Task to complete:
Give the number of lines containing the word "Google", and nothing else.

Supplied records:
"""
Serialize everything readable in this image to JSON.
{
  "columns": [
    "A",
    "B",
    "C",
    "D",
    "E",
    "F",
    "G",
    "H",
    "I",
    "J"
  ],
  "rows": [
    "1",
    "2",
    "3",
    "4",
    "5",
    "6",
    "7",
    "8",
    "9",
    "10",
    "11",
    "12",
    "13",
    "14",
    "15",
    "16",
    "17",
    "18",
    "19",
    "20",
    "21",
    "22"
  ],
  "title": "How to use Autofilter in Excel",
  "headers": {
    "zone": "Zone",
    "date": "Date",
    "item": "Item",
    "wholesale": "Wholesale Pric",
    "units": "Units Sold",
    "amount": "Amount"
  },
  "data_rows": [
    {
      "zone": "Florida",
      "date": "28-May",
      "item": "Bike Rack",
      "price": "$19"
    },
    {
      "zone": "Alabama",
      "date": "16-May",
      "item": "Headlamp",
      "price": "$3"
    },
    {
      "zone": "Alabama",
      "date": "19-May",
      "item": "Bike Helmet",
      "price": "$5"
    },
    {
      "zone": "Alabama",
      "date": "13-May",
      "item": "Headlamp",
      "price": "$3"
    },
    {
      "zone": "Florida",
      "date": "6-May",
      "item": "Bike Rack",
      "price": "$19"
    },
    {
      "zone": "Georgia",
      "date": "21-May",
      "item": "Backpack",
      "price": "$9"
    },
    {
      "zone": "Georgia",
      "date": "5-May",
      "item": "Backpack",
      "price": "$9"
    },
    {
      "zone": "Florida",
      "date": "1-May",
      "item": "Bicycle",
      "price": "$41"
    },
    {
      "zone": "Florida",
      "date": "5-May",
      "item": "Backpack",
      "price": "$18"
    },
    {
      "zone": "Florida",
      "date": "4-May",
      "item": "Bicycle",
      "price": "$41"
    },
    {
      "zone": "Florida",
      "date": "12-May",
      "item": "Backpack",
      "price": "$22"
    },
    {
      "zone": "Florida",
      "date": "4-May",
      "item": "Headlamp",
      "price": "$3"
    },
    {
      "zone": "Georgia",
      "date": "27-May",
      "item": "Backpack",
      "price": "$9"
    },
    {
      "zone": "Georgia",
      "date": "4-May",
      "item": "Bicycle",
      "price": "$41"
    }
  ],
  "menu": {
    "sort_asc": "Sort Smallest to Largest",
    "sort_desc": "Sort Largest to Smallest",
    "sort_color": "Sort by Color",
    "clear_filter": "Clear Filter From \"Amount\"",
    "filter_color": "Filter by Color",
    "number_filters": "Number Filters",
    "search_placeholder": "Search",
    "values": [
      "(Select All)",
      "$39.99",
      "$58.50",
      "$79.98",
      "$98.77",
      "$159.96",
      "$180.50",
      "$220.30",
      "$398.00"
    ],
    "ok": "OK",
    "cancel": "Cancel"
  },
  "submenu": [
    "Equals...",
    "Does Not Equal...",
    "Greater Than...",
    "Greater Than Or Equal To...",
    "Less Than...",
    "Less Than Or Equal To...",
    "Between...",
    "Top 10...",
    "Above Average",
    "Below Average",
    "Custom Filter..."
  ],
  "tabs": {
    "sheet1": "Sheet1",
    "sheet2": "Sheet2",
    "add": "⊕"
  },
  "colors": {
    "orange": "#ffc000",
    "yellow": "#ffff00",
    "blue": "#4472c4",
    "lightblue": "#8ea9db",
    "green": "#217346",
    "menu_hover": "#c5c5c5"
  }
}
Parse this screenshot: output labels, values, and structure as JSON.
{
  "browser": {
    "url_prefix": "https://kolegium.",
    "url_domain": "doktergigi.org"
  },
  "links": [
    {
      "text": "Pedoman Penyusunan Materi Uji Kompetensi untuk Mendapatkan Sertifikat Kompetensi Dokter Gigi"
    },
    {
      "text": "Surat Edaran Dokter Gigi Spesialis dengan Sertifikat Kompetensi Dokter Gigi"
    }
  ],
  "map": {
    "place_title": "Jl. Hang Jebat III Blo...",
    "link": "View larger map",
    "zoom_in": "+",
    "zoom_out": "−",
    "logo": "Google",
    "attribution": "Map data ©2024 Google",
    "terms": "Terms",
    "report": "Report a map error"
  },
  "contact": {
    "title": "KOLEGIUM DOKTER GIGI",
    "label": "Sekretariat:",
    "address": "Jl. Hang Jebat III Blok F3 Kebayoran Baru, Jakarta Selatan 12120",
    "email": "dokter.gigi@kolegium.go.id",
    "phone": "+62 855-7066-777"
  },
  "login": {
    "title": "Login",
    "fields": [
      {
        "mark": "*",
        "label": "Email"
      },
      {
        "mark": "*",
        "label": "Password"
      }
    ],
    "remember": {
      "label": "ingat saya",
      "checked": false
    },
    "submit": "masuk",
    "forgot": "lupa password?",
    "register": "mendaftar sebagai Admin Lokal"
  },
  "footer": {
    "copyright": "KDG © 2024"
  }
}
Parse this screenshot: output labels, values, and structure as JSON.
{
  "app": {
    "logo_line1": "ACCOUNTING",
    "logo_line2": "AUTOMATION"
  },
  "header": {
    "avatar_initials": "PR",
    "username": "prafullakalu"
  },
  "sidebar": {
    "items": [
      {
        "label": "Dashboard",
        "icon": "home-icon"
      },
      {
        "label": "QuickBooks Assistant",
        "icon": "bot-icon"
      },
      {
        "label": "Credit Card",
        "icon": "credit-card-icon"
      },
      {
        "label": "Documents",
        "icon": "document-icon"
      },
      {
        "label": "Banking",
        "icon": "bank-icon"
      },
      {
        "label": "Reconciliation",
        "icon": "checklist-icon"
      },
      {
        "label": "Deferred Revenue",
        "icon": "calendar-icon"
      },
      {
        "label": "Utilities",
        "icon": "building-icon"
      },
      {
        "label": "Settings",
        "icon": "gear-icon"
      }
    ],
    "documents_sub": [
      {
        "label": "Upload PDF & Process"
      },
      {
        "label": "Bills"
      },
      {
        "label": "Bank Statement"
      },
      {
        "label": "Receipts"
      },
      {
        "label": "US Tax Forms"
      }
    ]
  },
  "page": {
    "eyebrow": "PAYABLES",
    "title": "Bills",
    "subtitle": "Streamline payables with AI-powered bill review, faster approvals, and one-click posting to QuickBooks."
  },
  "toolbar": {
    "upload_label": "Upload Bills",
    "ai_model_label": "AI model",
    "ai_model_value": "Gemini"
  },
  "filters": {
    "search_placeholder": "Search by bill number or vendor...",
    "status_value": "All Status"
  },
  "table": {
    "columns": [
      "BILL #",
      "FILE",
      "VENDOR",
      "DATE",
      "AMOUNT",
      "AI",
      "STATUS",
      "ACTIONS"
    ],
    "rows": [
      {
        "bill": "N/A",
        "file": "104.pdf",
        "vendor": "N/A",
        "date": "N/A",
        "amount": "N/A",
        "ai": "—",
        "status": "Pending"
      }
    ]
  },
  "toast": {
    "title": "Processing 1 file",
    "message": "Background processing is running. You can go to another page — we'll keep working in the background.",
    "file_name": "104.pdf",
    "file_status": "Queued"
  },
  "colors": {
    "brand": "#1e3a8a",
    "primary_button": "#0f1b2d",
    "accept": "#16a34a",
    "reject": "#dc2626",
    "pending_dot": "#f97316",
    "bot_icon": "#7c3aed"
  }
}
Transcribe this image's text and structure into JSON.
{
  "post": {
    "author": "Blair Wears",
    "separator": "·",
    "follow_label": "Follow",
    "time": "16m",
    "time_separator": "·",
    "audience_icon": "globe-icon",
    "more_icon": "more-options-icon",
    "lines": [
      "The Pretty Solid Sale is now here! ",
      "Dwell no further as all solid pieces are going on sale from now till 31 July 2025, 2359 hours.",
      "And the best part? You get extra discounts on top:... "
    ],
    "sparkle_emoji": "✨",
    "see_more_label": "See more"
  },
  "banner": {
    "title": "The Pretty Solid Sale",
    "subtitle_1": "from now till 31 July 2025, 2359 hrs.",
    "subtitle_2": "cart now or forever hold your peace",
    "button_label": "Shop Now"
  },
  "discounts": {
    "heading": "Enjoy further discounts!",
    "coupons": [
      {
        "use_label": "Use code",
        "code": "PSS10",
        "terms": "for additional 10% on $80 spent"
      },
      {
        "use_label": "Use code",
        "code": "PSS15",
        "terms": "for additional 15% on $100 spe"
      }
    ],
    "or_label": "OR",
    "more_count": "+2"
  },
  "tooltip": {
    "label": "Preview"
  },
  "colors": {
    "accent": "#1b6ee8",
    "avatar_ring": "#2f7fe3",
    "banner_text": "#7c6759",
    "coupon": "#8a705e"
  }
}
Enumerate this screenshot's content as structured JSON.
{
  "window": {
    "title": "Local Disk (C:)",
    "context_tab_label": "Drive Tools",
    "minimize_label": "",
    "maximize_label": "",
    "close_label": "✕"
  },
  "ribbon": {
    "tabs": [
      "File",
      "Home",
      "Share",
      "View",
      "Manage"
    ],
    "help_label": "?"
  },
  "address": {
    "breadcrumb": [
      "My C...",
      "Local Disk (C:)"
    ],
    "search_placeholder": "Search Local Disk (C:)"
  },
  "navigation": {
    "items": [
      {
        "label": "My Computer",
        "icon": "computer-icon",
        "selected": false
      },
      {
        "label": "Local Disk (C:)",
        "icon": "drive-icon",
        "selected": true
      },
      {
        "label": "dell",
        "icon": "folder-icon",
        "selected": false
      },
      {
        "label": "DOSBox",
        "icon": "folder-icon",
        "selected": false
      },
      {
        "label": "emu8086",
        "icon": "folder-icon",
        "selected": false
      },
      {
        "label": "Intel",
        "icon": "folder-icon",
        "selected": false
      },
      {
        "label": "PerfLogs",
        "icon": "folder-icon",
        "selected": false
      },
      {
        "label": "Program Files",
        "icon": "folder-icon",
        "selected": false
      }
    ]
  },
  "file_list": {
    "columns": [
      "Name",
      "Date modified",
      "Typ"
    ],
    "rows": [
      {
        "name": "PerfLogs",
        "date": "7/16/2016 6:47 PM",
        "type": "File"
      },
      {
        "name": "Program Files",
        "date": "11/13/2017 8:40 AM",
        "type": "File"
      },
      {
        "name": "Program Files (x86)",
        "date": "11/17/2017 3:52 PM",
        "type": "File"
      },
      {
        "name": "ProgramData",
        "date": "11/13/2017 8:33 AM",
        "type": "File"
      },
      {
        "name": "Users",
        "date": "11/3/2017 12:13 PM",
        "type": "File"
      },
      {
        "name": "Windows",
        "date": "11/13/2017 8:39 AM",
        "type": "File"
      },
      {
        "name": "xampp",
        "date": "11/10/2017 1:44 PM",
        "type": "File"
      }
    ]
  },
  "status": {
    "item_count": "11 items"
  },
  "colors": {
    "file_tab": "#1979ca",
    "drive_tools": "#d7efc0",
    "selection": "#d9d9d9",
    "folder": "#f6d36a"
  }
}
"""
Completed task:
2